● QUOTED PASSAGE:
BEGIN

All dollar references are in U.S. dollars unless noted otherwise.
NEW YORK, October 29, 2008 – Brookfield Properties Corporation (BPO: NYSE, TSX) today announced that net income for the three months ended September 30, 2008 was $174 million or $0.44 per diluted share, compared to $3 million or nil per diluted share during the same period in 2007. The current period includes a $127 million net gain or $0.32 per share on the sale of a 50% interest in one property in Toronto, while the prior period included a $5 million net gain or $0.01 per share on the sale of two properties. The current period also includes a one-time net cost of $8 million or $0.02 per share as a result of the impact of the damage caused by Hurricane Ike. The prior period also included one-time transaction costs of $35 million or $0.09 per diluted share.
Funds from operations (“FFO”) was $152 million or $0.38 per diluted share for the three months ended September 30, 2008 compared with $146 million or $0.36 per diluted share during the same period in 2007. Excluding the impact of Hurricane Ike, FFO was $160 million or $0.40 per share.
Comparable commercial property net operating income for the third quarter of 2008 was $341 million, compared to $324 million during the third quarter of 2007. This excludes the impact of damage from Hurricane Ike which otherwise reduced commercial property net operating income to $328 million. Residential operations were stable and contributed $45 million of net operating income, compared with $43 million during the same period in 2007.
During the third quarter, Brookfield Properties leased 1.9 million square feet of space in its managed portfolio at an average net rent of $28.42 per square foot, which represents a 22% improvement over the average in-place net rent at the beginning of the quarter. The company’s managed-portfolio occupancy rate finished the quarter at 96.0%.
HIGHLIGHTS OF THE THIRD QUARTER
Completed a number of financings, including:
- Renewed $300 million corporate revolving credit facility with Brookfield Asset Management Inc. into 2010;
- Completed a bridge facility of C$300 million on Petro Canada Centre, Calgary, subsequent to the third quarter for a one year term, raising net proceeds of C$25 million at ownership. With the recent signing of a one million square foot lease, this asset will be permanently financed in 2009; and
- Extended or refinanced a further $155 million through 2009 and beyond, including a 12-year, 6.24% fixed rate refinancing of 22 Front Street, Toronto.
Closed on the disposition of a 50% interest in TD Canada Trust Tower for gross proceeds of C$425 million and a net gain of $127 million. The 51-story, 1.1-million-square-foot tower is part of the company’s 2.6-million-square-foot Brookfield Place office and retail complex in Toronto’s financial district.

END

● RECORD SET:

BEGIN

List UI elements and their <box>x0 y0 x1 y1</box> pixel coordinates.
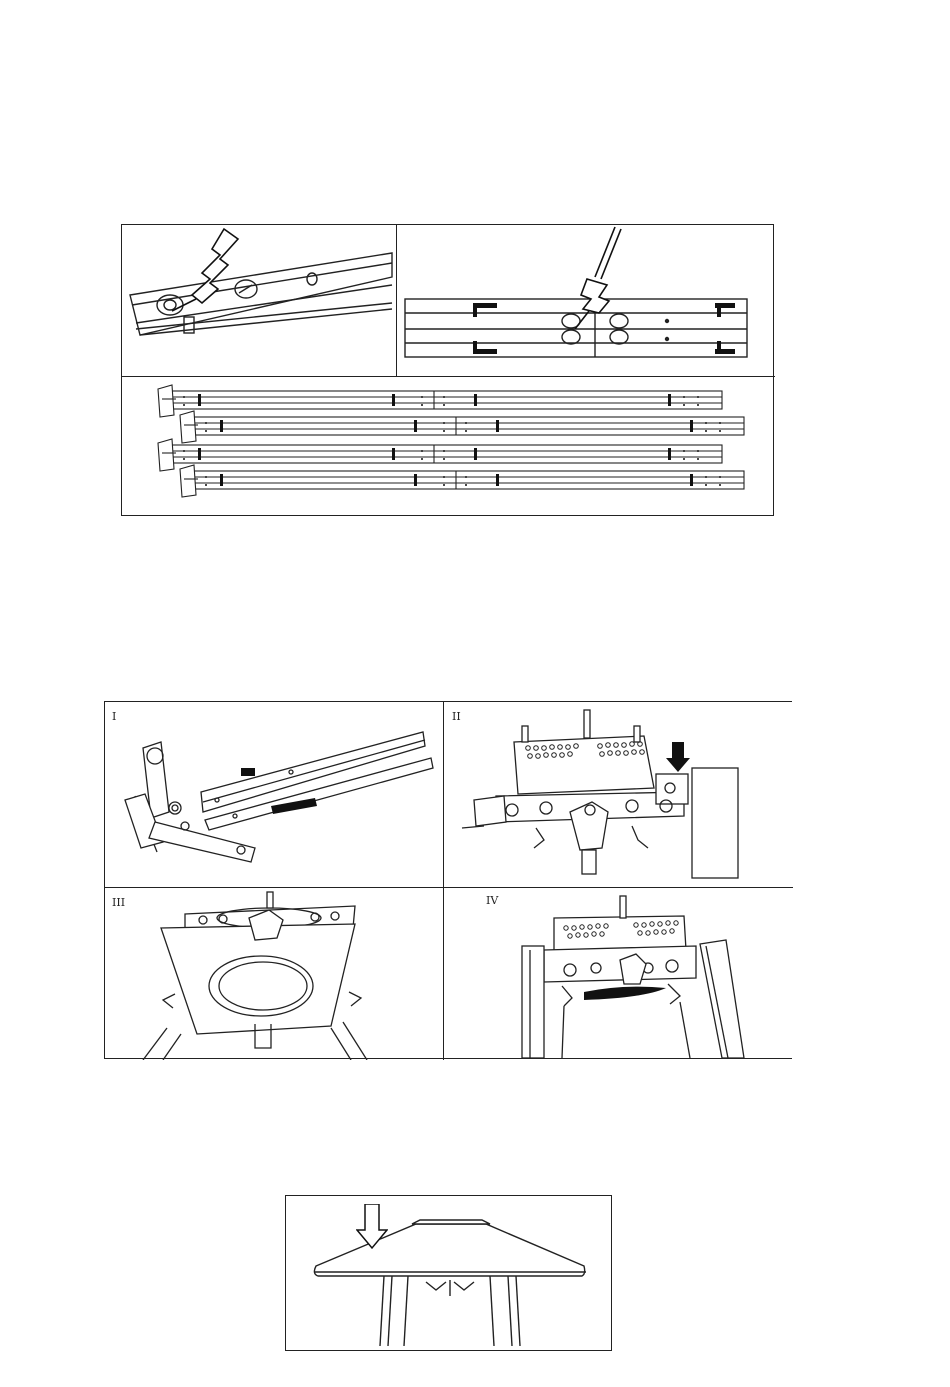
burner-head-drawing <box>444 702 793 888</box>
screwdriver-icon <box>166 225 246 315</box>
four-rails-drawing <box>122 377 775 517</box>
screwdriver-icon <box>559 225 629 335</box>
step-label: III <box>112 896 126 909</box>
figure-reflector-install <box>285 1195 612 1351</box>
step-label: IV <box>486 894 499 907</box>
down-arrow-icon <box>356 1204 388 1250</box>
rail-end-detail <box>122 225 397 377</box>
step-label: I <box>112 710 117 723</box>
step-iv-panel <box>444 888 793 1060</box>
four-rails-detail <box>122 377 775 517</box>
rail-end-drawing <box>122 225 397 377</box>
step-i-panel <box>105 702 444 888</box>
figure-rail-assembly <box>121 224 774 516</box>
reflector-drawing <box>286 1196 613 1352</box>
rail-splice-detail <box>397 225 775 377</box>
bracket-rail-drawing <box>105 702 444 888</box>
step-label: II <box>452 710 461 723</box>
step-iii-panel <box>105 888 444 1060</box>
burner-mounted-drawing <box>444 888 793 1060</box>
figure-burner-assembly <box>104 701 792 1059</box>
down-arrow-icon <box>666 742 690 772</box>
burner-underside-drawing <box>105 888 444 1060</box>
step-ii-panel <box>444 702 793 888</box>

END

● DIRECTIVES:
**A.** In the earnings release, what managed-portfolio occupancy rate did the company report at the end of the quarter?
**B.** Reproduce the passage of the earnings release that begins at the words "HIGHLIGHTS OF THE" and stops after "Front Street, Toronto.".

● TASK SOLUTIONS:
**A.** 96.0%

**B.**
HIGHLIGHTS OF THE THIRD QUARTER
Completed a number of financings, including:
- Renewed $300 million corporate revolving credit facility with Brookfield Asset Management Inc. into 2010;
- Completed a bridge facility of C$300 million on Petro Canada Centre, Calgary, subsequent to the third quarter for a one year term, raising net proceeds of C$25 million at ownership. With the recent signing of a one million square foot lease, this asset will be permanently financed in 2009; and
- Extended or refinanced a further $155 million through 2009 and beyond, including a 12-year, 6.24% fixed rate refinancing of 22 Front Street, Toronto.